**WORK TO DO:** What follows is a set of entries. Repeat them exactly, but not their pictures.

**INPUT DATA:**

..............................

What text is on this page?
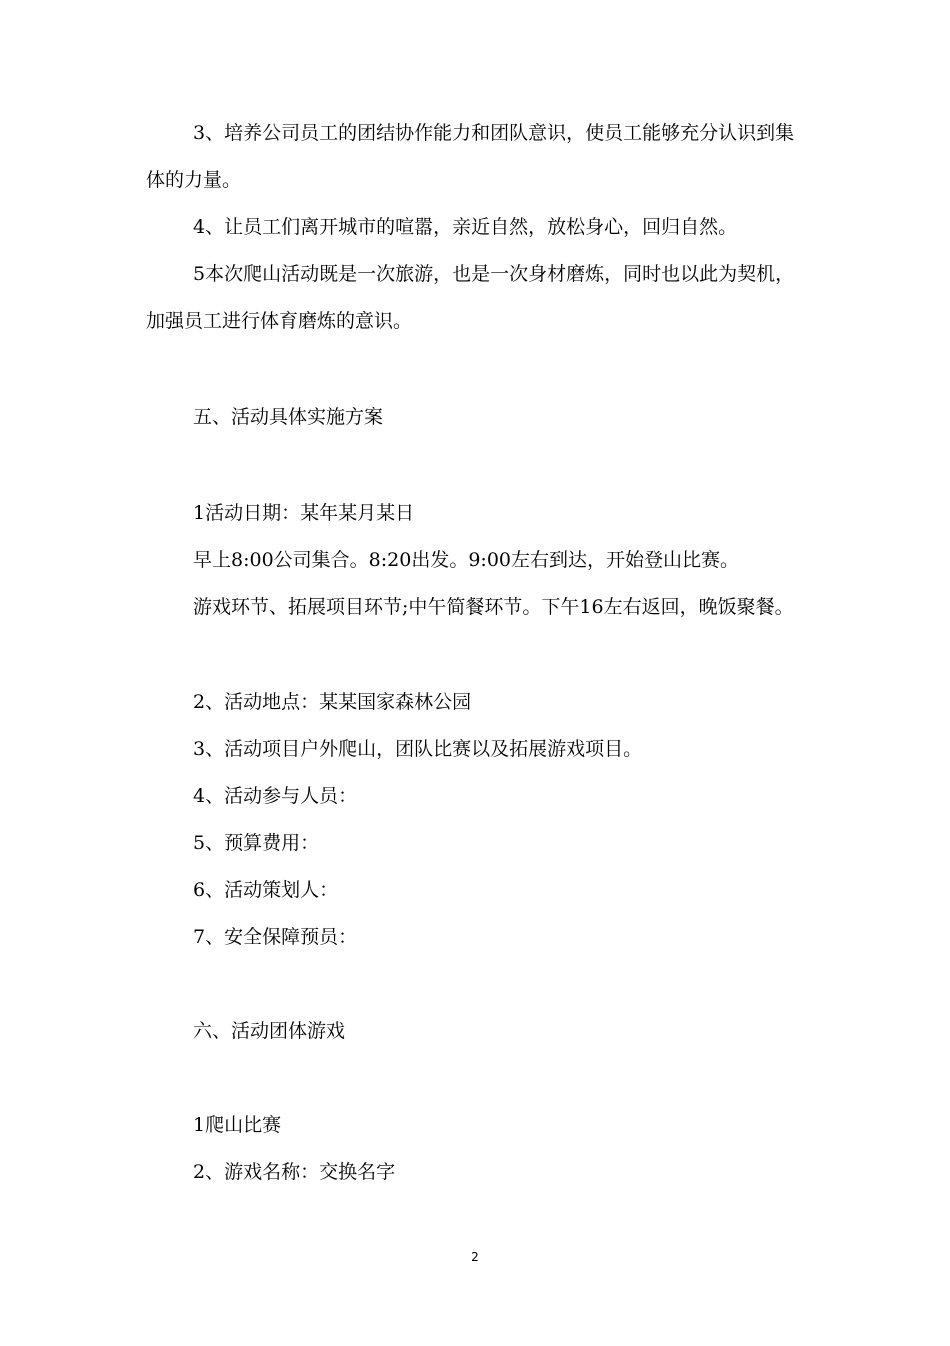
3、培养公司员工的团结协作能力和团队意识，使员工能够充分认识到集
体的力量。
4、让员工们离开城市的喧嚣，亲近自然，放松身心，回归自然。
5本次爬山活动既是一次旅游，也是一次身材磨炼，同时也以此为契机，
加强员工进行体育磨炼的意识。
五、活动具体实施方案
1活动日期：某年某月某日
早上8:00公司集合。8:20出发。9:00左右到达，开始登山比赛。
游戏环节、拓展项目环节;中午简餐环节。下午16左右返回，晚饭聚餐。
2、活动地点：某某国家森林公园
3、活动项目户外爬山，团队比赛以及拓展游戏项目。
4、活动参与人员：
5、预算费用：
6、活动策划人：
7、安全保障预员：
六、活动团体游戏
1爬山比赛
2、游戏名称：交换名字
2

..............................

**RESULT:**
What text is on this page?
3、培养公司员工的团结协作能力和团队意识，使员工能够充分认识到集
体的力量。
4、让员工们离开城市的喧嚣，亲近自然，放松身心，回归自然。
5本次爬山活动既是一次旅游，也是一次身材磨炼，同时也以此为契机，
加强员工进行体育磨炼的意识。
五、活动具体实施方案
1活动日期：某年某月某日
早上8:00公司集合。8:20出发。9:00左右到达，开始登山比赛。
游戏环节、拓展项目环节;中午简餐环节。下午16左右返回，晚饭聚餐。
2、活动地点：某某国家森林公园
3、活动项目户外爬山，团队比赛以及拓展游戏项目。
4、活动参与人员：
5、预算费用：
6、活动策划人：
7、安全保障预员：
六、活动团体游戏
1爬山比赛
2、游戏名称：交换名字
2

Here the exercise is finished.